Task statement: Below are some entries. Copy each line that holds the string "with".

** Start Exercise inputs **

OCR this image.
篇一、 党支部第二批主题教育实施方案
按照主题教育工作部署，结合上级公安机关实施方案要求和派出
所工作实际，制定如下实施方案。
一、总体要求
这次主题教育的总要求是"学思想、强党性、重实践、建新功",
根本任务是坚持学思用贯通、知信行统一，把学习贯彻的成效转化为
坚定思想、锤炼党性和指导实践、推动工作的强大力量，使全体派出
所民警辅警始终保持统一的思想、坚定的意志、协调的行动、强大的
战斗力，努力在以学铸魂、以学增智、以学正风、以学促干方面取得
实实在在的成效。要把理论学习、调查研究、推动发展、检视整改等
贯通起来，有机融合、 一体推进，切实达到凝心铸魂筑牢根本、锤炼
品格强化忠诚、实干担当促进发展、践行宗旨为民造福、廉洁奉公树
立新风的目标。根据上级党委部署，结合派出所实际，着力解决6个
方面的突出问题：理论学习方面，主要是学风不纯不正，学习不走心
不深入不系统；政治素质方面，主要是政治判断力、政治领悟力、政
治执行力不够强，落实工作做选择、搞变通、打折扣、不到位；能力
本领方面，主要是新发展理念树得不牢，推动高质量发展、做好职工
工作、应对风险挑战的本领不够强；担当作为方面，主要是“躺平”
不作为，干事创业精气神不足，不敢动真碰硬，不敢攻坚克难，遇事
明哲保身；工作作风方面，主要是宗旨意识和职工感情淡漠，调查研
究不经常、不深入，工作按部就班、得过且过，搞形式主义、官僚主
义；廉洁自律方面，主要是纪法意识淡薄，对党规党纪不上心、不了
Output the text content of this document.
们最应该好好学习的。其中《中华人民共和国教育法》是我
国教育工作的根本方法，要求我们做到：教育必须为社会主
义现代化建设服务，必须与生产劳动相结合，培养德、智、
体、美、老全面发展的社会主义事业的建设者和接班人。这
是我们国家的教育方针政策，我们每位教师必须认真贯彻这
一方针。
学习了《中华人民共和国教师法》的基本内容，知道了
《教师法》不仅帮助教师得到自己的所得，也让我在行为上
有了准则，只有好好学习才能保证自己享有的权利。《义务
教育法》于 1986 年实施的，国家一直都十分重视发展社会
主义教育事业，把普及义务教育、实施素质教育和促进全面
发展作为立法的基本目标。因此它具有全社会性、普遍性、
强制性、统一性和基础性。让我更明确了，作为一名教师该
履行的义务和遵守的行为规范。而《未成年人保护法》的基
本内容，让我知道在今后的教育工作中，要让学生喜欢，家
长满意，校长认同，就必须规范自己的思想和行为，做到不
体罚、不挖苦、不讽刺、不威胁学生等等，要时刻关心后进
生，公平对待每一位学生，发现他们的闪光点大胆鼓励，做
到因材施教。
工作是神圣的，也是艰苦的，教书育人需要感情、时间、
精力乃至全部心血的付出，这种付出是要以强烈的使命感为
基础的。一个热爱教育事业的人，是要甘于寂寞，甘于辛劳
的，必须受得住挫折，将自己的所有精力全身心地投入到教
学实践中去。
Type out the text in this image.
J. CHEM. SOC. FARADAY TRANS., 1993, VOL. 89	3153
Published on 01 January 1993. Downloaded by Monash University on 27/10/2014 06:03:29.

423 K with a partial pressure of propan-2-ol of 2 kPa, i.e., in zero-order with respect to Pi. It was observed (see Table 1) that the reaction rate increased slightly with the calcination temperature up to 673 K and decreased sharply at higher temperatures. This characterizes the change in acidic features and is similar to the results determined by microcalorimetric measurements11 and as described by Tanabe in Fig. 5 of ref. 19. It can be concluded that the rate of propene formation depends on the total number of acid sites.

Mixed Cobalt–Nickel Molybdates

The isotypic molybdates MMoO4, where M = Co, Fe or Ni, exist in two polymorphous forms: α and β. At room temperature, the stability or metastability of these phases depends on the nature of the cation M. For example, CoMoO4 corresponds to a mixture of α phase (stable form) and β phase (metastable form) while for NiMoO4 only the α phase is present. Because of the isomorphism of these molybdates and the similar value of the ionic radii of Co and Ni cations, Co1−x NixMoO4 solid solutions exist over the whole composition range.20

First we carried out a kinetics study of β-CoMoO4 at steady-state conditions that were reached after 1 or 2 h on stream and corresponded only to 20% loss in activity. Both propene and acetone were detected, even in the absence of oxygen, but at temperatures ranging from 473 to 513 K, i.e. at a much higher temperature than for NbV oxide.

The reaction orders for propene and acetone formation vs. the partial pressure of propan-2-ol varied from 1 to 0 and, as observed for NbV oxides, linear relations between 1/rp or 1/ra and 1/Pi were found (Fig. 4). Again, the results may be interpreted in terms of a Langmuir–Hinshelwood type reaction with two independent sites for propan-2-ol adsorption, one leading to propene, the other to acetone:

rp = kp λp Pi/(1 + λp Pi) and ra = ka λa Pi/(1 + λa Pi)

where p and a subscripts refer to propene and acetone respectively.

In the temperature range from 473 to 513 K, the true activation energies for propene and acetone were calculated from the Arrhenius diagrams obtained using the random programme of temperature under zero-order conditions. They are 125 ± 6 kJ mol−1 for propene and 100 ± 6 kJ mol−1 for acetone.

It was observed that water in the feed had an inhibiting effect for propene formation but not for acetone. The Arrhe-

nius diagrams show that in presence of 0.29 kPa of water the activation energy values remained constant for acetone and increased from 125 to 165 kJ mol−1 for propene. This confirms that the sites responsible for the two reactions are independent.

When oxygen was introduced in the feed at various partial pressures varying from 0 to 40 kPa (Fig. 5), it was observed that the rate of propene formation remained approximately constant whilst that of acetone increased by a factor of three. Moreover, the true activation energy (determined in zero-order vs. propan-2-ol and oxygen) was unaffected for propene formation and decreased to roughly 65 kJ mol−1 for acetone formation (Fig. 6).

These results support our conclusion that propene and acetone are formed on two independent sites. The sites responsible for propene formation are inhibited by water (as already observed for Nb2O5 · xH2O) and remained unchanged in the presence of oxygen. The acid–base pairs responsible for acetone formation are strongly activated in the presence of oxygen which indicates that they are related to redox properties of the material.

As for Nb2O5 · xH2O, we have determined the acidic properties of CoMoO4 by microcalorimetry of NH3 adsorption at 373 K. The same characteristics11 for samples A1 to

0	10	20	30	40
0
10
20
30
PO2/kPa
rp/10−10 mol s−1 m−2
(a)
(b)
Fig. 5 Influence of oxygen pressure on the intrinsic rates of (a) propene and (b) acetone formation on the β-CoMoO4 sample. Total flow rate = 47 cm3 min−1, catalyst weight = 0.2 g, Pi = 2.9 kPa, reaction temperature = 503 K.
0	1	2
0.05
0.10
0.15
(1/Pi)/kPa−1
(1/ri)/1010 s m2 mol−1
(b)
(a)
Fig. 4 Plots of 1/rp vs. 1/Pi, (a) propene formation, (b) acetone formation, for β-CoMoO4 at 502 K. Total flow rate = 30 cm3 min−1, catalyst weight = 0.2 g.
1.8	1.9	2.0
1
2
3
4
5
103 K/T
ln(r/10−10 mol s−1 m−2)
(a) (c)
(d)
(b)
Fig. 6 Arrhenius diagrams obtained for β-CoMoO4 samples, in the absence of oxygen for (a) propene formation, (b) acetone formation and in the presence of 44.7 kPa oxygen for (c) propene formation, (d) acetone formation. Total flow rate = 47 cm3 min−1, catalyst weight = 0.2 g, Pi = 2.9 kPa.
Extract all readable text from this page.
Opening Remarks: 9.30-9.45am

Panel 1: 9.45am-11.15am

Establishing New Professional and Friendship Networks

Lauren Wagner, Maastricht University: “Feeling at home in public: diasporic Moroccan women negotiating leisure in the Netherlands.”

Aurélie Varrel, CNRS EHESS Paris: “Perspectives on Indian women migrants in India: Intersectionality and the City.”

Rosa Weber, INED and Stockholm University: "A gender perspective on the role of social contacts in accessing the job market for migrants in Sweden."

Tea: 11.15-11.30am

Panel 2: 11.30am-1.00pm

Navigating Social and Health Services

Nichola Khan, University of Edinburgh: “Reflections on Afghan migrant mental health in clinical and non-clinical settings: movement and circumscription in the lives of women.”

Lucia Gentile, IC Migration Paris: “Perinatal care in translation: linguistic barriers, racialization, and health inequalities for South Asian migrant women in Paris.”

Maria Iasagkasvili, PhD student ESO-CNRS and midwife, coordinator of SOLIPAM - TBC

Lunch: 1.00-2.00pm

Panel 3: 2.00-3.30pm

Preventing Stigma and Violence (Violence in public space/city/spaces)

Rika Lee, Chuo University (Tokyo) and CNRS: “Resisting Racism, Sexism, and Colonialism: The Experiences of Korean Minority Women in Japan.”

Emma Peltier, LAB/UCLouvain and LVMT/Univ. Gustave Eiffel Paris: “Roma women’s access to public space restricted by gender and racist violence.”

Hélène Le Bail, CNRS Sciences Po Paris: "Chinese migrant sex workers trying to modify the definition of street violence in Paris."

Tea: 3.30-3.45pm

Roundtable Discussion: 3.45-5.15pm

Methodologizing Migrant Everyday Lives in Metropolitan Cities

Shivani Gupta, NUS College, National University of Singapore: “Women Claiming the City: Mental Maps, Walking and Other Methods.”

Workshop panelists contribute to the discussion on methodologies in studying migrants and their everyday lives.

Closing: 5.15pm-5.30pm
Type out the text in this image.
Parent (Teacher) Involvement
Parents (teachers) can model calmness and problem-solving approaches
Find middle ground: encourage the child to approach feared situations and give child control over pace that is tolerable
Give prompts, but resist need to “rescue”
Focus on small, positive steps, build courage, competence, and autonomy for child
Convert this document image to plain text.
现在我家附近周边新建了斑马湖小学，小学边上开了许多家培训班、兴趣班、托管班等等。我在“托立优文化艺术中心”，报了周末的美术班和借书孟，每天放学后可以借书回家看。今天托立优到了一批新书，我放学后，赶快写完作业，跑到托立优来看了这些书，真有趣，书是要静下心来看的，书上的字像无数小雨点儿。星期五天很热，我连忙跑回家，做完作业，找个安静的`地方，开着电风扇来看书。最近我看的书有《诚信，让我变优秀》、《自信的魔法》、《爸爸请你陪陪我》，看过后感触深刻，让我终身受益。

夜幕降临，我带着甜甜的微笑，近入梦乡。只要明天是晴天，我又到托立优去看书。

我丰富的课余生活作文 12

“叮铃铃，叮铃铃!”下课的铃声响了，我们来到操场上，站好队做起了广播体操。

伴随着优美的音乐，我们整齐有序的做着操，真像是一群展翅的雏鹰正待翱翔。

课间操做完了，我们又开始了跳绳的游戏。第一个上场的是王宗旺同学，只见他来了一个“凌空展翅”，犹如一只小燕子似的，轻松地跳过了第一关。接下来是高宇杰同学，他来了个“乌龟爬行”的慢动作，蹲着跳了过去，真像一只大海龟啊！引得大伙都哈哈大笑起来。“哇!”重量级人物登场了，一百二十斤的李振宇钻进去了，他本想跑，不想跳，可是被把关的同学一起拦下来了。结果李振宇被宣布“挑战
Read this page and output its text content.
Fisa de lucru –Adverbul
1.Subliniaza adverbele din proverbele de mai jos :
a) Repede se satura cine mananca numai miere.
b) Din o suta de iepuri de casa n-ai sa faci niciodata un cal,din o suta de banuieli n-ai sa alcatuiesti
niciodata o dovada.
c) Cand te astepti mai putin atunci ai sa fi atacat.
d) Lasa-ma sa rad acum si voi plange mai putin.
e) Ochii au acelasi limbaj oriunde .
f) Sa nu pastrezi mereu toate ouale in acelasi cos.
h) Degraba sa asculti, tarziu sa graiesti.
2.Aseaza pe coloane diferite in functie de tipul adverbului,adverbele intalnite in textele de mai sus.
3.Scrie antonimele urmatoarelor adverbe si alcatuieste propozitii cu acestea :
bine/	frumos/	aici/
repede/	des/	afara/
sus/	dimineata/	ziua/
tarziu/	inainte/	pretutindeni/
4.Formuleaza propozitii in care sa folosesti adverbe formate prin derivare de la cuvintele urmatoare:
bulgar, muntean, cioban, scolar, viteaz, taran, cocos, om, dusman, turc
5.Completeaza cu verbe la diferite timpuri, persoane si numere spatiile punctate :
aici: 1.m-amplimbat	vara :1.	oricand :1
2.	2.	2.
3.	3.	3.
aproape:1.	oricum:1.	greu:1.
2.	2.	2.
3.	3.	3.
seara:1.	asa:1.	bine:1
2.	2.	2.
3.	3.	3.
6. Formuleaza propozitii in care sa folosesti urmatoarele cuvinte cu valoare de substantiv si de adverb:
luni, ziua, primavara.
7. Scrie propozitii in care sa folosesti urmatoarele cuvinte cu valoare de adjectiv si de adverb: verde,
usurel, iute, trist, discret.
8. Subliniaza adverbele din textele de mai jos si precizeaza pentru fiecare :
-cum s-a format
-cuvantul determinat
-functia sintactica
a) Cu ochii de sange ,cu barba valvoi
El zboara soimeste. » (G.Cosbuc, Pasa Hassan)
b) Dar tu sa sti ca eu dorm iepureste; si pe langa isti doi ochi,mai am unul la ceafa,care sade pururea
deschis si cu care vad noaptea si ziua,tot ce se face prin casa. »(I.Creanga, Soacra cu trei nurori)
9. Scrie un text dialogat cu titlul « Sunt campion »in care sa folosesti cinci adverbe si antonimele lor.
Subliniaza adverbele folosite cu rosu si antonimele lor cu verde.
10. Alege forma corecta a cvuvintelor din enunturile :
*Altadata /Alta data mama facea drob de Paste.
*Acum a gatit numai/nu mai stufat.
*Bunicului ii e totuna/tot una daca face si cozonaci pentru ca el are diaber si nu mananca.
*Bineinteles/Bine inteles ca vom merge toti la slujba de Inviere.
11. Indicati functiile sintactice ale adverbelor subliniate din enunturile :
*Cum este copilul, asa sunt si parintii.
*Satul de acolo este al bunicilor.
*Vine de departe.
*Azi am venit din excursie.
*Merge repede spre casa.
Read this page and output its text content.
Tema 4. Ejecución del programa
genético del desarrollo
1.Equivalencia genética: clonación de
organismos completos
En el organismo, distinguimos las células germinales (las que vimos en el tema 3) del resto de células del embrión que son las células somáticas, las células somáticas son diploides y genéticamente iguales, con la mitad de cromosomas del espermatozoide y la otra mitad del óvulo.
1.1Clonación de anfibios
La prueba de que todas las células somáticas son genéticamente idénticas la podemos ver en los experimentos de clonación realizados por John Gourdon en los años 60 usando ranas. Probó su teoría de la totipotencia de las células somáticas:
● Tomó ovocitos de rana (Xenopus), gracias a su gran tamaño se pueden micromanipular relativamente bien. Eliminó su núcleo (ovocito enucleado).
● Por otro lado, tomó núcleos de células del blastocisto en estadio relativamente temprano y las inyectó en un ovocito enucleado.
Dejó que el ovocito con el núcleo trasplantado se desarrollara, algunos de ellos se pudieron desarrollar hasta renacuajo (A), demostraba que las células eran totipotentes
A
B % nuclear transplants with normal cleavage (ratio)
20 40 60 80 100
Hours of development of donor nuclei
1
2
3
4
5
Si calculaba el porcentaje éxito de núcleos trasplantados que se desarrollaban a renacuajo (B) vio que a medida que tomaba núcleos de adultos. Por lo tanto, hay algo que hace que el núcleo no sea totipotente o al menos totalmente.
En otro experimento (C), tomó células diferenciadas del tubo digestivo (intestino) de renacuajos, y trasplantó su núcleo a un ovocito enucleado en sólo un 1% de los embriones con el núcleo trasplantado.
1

** End Exercise inputs **

Worked answer:
423 K with a partial pressure of propan-2-ol of 2 kPa, i.e., in zero-order with respect to Pi. It was observed (see Table 1) that the reaction rate increased slightly with the calcination temperature up to 673 K and decreased sharply at higher temperatures. This characterizes the change in acidic features and is similar to the results determined by microcalorimetric measurements11 and as described by Tanabe in Fig. 5 of ref. 19. It can be concluded that the rate of propene formation depends on the total number of acid sites.
The reaction orders for propene and acetone formation vs. the partial pressure of propan-2-ol varied from 1 to 0 and, as observed for NbV oxides, linear relations between 1/rp or 1/ra and 1/Pi were found (Fig. 4). Again, the results may be interpreted in terms of a Langmuir–Hinshelwood type reaction with two independent sites for propan-2-ol adsorption, one leading to propene, the other to acetone:
B % nuclear transplants with normal cleavage (ratio)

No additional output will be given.